* _Problem to work on_: Copy the records from their first line up to and including the line with "wire L input (red): [80, 82, 237, 87]".

+++

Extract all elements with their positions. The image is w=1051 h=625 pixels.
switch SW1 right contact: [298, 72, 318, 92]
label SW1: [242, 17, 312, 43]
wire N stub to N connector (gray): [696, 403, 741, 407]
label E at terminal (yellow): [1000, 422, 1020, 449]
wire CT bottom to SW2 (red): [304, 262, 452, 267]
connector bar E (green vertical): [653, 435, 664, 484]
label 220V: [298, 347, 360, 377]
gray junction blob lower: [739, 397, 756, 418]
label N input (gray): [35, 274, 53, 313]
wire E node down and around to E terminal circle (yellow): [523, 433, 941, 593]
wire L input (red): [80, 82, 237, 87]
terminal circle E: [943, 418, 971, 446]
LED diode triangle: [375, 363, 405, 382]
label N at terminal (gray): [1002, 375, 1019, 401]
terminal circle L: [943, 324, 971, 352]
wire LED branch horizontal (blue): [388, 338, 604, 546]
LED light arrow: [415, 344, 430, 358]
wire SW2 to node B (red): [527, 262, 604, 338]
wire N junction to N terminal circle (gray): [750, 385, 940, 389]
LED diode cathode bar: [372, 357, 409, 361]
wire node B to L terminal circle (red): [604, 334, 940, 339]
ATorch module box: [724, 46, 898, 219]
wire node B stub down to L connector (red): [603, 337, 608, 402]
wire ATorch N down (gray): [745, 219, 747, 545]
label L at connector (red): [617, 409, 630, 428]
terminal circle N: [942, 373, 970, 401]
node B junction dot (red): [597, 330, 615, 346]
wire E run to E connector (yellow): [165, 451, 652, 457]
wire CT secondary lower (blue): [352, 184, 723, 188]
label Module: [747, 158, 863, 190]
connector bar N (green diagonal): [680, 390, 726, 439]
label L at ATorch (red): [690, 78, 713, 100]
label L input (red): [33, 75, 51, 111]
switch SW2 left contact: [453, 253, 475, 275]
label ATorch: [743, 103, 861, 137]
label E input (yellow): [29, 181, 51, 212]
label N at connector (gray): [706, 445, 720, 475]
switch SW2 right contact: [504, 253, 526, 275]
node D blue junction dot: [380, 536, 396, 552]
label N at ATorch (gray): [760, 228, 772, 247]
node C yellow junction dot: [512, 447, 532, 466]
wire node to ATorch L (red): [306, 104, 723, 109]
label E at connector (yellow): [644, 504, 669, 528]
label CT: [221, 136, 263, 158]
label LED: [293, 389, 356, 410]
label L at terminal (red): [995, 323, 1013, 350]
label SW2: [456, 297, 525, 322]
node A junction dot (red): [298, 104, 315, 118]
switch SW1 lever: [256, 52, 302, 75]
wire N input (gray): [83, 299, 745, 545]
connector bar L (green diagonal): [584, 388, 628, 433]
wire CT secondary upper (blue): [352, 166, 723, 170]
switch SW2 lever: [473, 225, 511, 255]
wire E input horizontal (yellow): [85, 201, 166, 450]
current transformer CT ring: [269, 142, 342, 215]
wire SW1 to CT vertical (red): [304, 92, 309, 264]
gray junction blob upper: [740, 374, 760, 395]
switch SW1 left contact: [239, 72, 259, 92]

+++

* _Task output_:
Extract all elements with their positions. The image is w=1051 h=625 pixels.
switch SW1 right contact: [298, 72, 318, 92]
label SW1: [242, 17, 312, 43]
wire N stub to N connector (gray): [696, 403, 741, 407]
label E at terminal (yellow): [1000, 422, 1020, 449]
wire CT bottom to SW2 (red): [304, 262, 452, 267]
connector bar E (green vertical): [653, 435, 664, 484]
label 220V: [298, 347, 360, 377]
gray junction blob lower: [739, 397, 756, 418]
label N input (gray): [35, 274, 53, 313]
wire E node down and around to E terminal circle (yellow): [523, 433, 941, 593]
wire L input (red): [80, 82, 237, 87]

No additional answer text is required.